Please produce a character-exact copy of the listing that follows, omitting all images.

(RECORDS FOR THE EXERCISE)
========

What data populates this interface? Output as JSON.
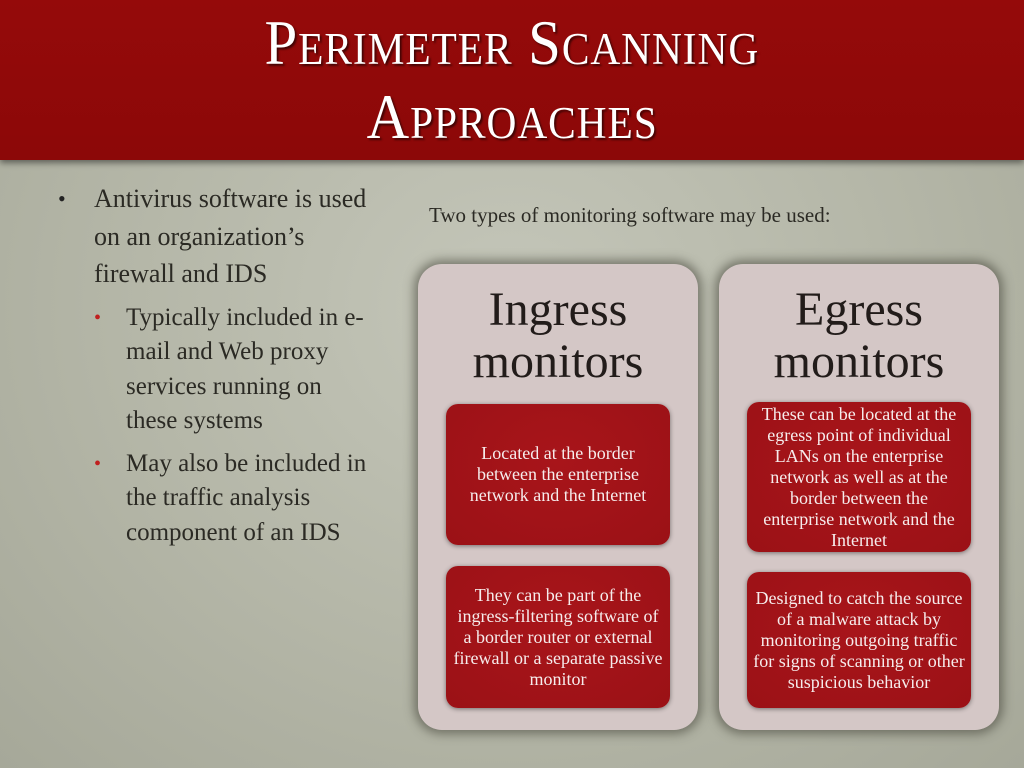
{
  "slide": {
    "title_lines": [
      "Perimeter Scanning",
      "Approaches"
    ],
    "left_bullets": {
      "main": "Antivirus software is used on an organization’s firewall and IDS",
      "sub": [
        "Typically included in e-mail and Web proxy services running on these systems",
        "May also be included in the traffic analysis component of an IDS"
      ]
    },
    "intro": "Two types of monitoring software may be used:",
    "panels": [
      {
        "title": "Ingress monitors",
        "cards": [
          "Located at the border between the enterprise network and the Internet",
          "They can be part of the ingress-filtering software of a border router or external firewall or a separate passive monitor"
        ]
      },
      {
        "title": "Egress monitors",
        "cards": [
          "These can be located at the egress point of individual LANs on the enterprise network as well as at the border between the enterprise network and the Internet",
          "Designed to catch the source of a malware attack by monitoring outgoing traffic for signs of scanning or other suspicious behavior"
        ]
      }
    ],
    "colors": {
      "title_bar": "#950a0a",
      "card": "#a8151a",
      "panel": "#d4c7c6",
      "background": "#b4b6a7",
      "sub_bullet": "#c0201f"
    }
  }
}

========

(SOLVED EXERCISE)
What data populates this interface? Output as JSON.
{
  "slide": {
    "title_lines": [
      "Perimeter Scanning",
      "Approaches"
    ],
    "left_bullets": {
      "main": "Antivirus software is used on an organization’s firewall and IDS",
      "sub": [
        "Typically included in e-mail and Web proxy services running on these systems",
        "May also be included in the traffic analysis component of an IDS"
      ]
    },
    "intro": "Two types of monitoring software may be used:",
    "panels": [
      {
        "title": "Ingress monitors",
        "cards": [
          "Located at the border between the enterprise network and the Internet",
          "They can be part of the ingress-filtering software of a border router or external firewall or a separate passive monitor"
        ]
      },
      {
        "title": "Egress monitors",
        "cards": [
          "These can be located at the egress point of individual LANs on the enterprise network as well as at the border between the enterprise network and the Internet",
          "Designed to catch the source of a malware attack by monitoring outgoing traffic for signs of scanning or other suspicious behavior"
        ]
      }
    ],
    "colors": {
      "title_bar": "#950a0a",
      "card": "#a8151a",
      "panel": "#d4c7c6",
      "background": "#b4b6a7",
      "sub_bullet": "#c0201f"
    }
  }
}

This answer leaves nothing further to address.